• [THE REQUEST] Restate the whole listing word for word. Pictures are left out.

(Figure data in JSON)
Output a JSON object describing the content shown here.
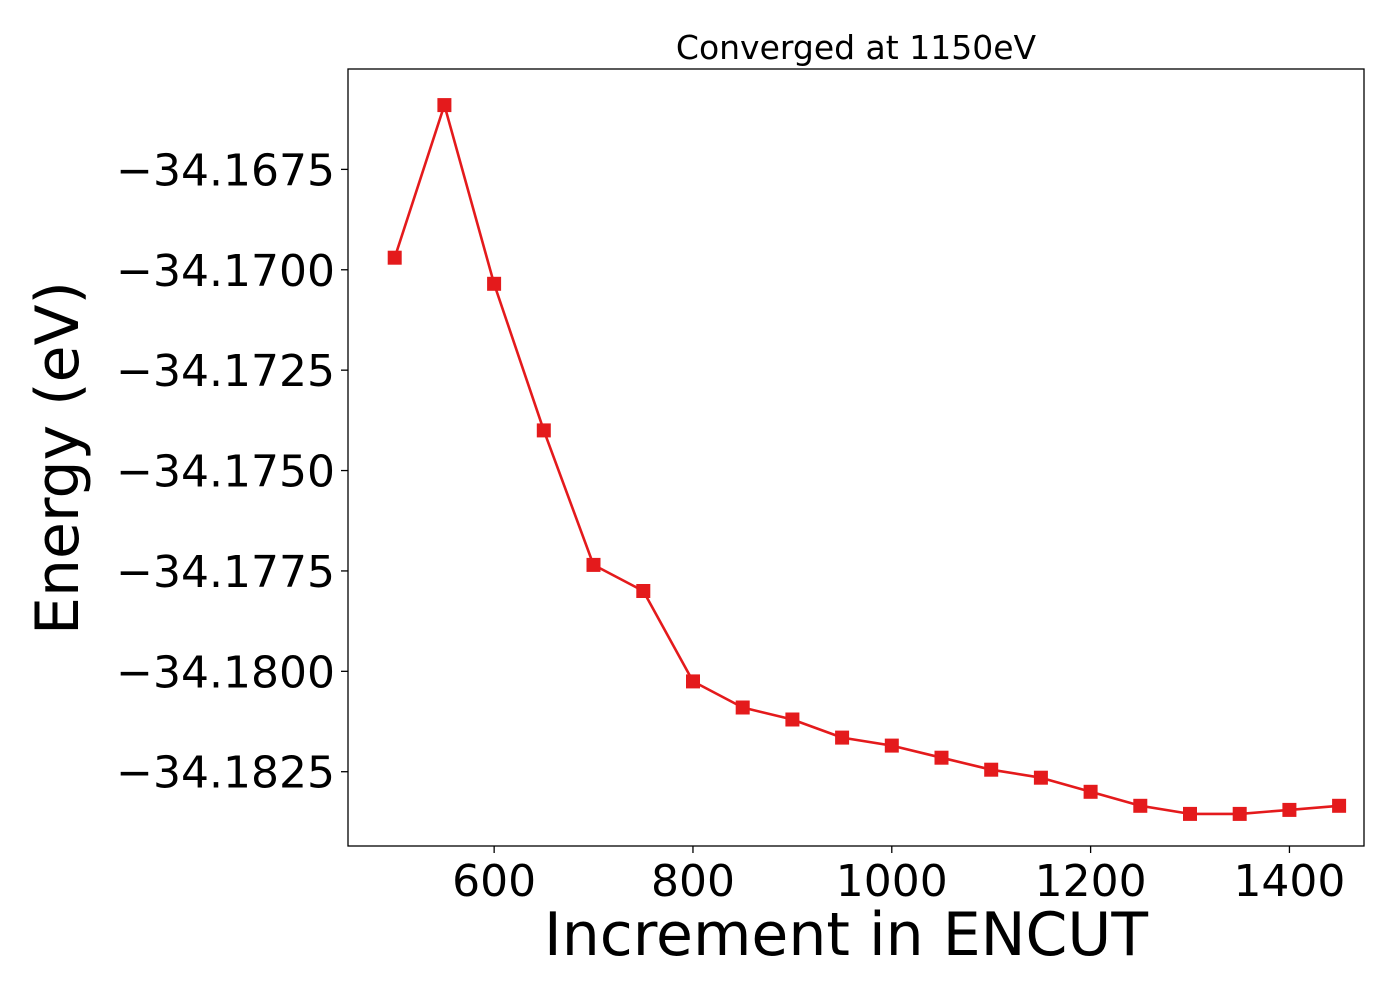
{
  "chart_data": {
    "type": "line",
    "title": "Converged at 1150eV",
    "xlabel": "Increment in ENCUT",
    "ylabel": "Energy (eV)",
    "x": [
      500,
      550,
      600,
      650,
      700,
      750,
      800,
      850,
      900,
      950,
      1000,
      1050,
      1100,
      1150,
      1200,
      1250,
      1300,
      1350,
      1400,
      1450
    ],
    "series": [
      {
        "values": [
          -34.1697,
          -34.1659,
          -34.17035,
          -34.174,
          -34.17735,
          -34.178,
          -34.18025,
          -34.1809,
          -34.1812,
          -34.18165,
          -34.18185,
          -34.18215,
          -34.18245,
          -34.18265,
          -34.183,
          -34.18335,
          -34.18355,
          -34.18355,
          -34.18345,
          -34.18335
        ],
        "color": "#e41a1c",
        "marker": "square"
      }
    ],
    "xlim": [
      453,
      1475
    ],
    "ylim": [
      -34.18435,
      -34.165
    ],
    "xticks": [
      600,
      800,
      1000,
      1200,
      1400
    ],
    "xtick_labels": [
      "600",
      "800",
      "1000",
      "1200",
      "1400"
    ],
    "yticks": [
      -34.1675,
      -34.17,
      -34.1725,
      -34.175,
      -34.1775,
      -34.18,
      -34.1825
    ],
    "ytick_labels": [
      "−34.1675",
      "−34.1700",
      "−34.1725",
      "−34.1750",
      "−34.1775",
      "−34.1800",
      "−34.1825"
    ],
    "grid": false,
    "legend": "none"
  }
}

• [OUTPUT OF THE EXERCISE]
Output a JSON object describing the content shown here.
{
  "chart_data": {
    "type": "line",
    "title": "Converged at 1150eV",
    "xlabel": "Increment in ENCUT",
    "ylabel": "Energy (eV)",
    "x": [
      500,
      550,
      600,
      650,
      700,
      750,
      800,
      850,
      900,
      950,
      1000,
      1050,
      1100,
      1150,
      1200,
      1250,
      1300,
      1350,
      1400,
      1450
    ],
    "series": [
      {
        "values": [
          -34.1697,
          -34.1659,
          -34.17035,
          -34.174,
          -34.17735,
          -34.178,
          -34.18025,
          -34.1809,
          -34.1812,
          -34.18165,
          -34.18185,
          -34.18215,
          -34.18245,
          -34.18265,
          -34.183,
          -34.18335,
          -34.18355,
          -34.18355,
          -34.18345,
          -34.18335
        ],
        "color": "#e41a1c",
        "marker": "square"
      }
    ],
    "xlim": [
      453,
      1475
    ],
    "ylim": [
      -34.18435,
      -34.165
    ],
    "xticks": [
      600,
      800,
      1000,
      1200,
      1400
    ],
    "xtick_labels": [
      "600",
      "800",
      "1000",
      "1200",
      "1400"
    ],
    "yticks": [
      -34.1675,
      -34.17,
      -34.1725,
      -34.175,
      -34.1775,
      -34.18,
      -34.1825
    ],
    "ytick_labels": [
      "−34.1675",
      "−34.1700",
      "−34.1725",
      "−34.1750",
      "−34.1775",
      "−34.1800",
      "−34.1825"
    ],
    "grid": false,
    "legend": "none"
  }
}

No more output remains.